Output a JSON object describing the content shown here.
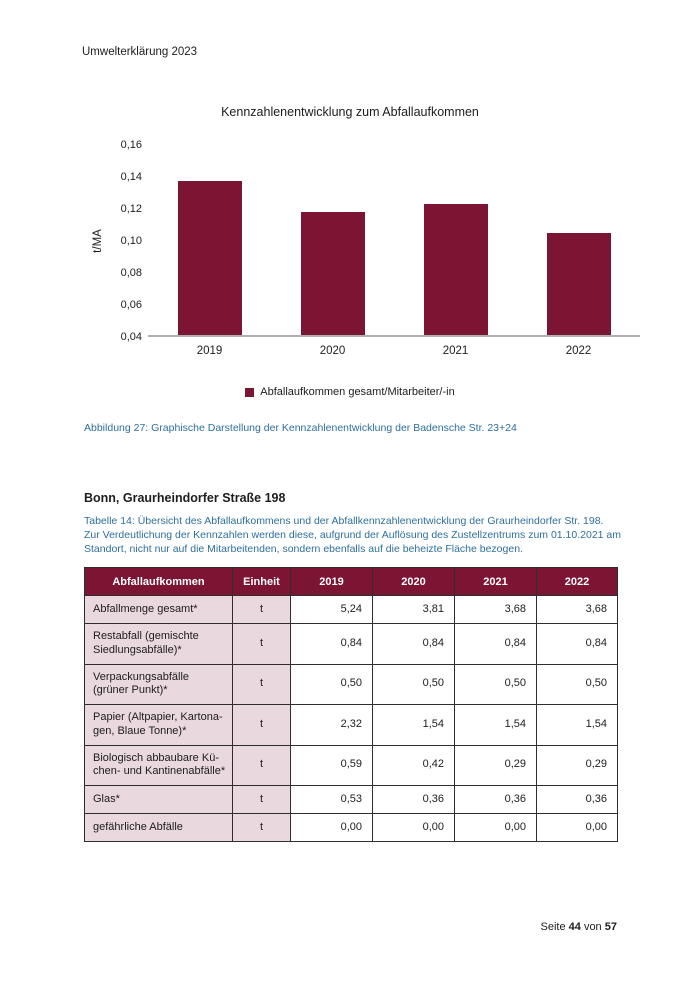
{
  "doc_header": "Umwelterklärung 2023",
  "chart_data": {
    "type": "bar",
    "title": "Kennzahlenentwicklung zum Abfallaufkommen",
    "xlabel": "",
    "ylabel": "t/MA",
    "categories": [
      "2019",
      "2020",
      "2021",
      "2022"
    ],
    "values": [
      0.136,
      0.117,
      0.122,
      0.104
    ],
    "series_name": "Abfallaufkommen gesamt/Mitarbeiter/-in",
    "ylim": [
      0.04,
      0.16
    ],
    "ytick_labels": [
      "0,16",
      "0,14",
      "0,12",
      "0,10",
      "0,08",
      "0,06",
      "0,04"
    ],
    "grid": false,
    "legend_position": "bottom",
    "bar_color": "#7c1434"
  },
  "figure_caption": "Abbildung 27: Graphische Darstellung der Kennzahlenentwicklung der Badensche Str. 23+24",
  "section": {
    "heading": "Bonn, Graurheindorfer Straße 198",
    "table_caption": "Tabelle 14: Übersicht des Abfallaufkommens und der Abfallkennzahlenentwicklung der Graurheindorfer Str. 198. Zur Ver­deutlichung der Kennzahlen werden diese, aufgrund der Auflösung des Zustellzentrums zum 01.10.2021 am Standort, nicht nur auf die Mitarbeitenden, sondern ebenfalls auf die beheizte Fläche bezogen."
  },
  "table": {
    "headers": [
      "Abfallaufkommen",
      "Einheit",
      "2019",
      "2020",
      "2021",
      "2022"
    ],
    "rows": [
      {
        "label": "Abfallmenge gesamt*",
        "unit": "t",
        "values": [
          "5,24",
          "3,81",
          "3,68",
          "3,68"
        ]
      },
      {
        "label": "Restabfall (gemischte Sied­lungsabfälle)*",
        "unit": "t",
        "values": [
          "0,84",
          "0,84",
          "0,84",
          "0,84"
        ]
      },
      {
        "label": "Verpackungsabfälle (grüner Punkt)*",
        "unit": "t",
        "values": [
          "0,50",
          "0,50",
          "0,50",
          "0,50"
        ]
      },
      {
        "label": "Papier (Altpapier, Kartona­gen, Blaue Tonne)*",
        "unit": "t",
        "values": [
          "2,32",
          "1,54",
          "1,54",
          "1,54"
        ]
      },
      {
        "label": "Biologisch abbaubare Kü­chen- und Kantinenabfälle*",
        "unit": "t",
        "values": [
          "0,59",
          "0,42",
          "0,29",
          "0,29"
        ]
      },
      {
        "label": "Glas*",
        "unit": "t",
        "values": [
          "0,53",
          "0,36",
          "0,36",
          "0,36"
        ]
      },
      {
        "label": "gefährliche Abfälle",
        "unit": "t",
        "values": [
          "0,00",
          "0,00",
          "0,00",
          "0,00"
        ]
      }
    ]
  },
  "footer": {
    "prefix": "Seite",
    "page_number": "44",
    "separator": "von",
    "total_pages": "57"
  },
  "colors": {
    "accent_maroon": "#7c1434",
    "table_label_bg": "#e9d8de",
    "caption_blue": "#2e6f9d",
    "axis_line": "#b0b0b0",
    "table_border": "#2e2e2e"
  }
}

________________________

(Exercise aim): Spot every line that holds "Graurheindorfer" and copy it.

(The completed task):
    "heading": "Bonn, Graurheindorfer Straße 198",
    "table_caption": "Tabelle 14: Übersicht des Abfallaufkommens und der Abfallkennzahlenentwicklung der Graurheindorfer Str. 198. Zur Ver­deutlichung der Kennzahlen werden diese, aufgrund der Auflösung des Zustellzentrums zum 01.10.2021 am Standort, nicht nur auf die Mitarbeitenden, sondern ebenfalls auf die beheizte Fläche bezogen."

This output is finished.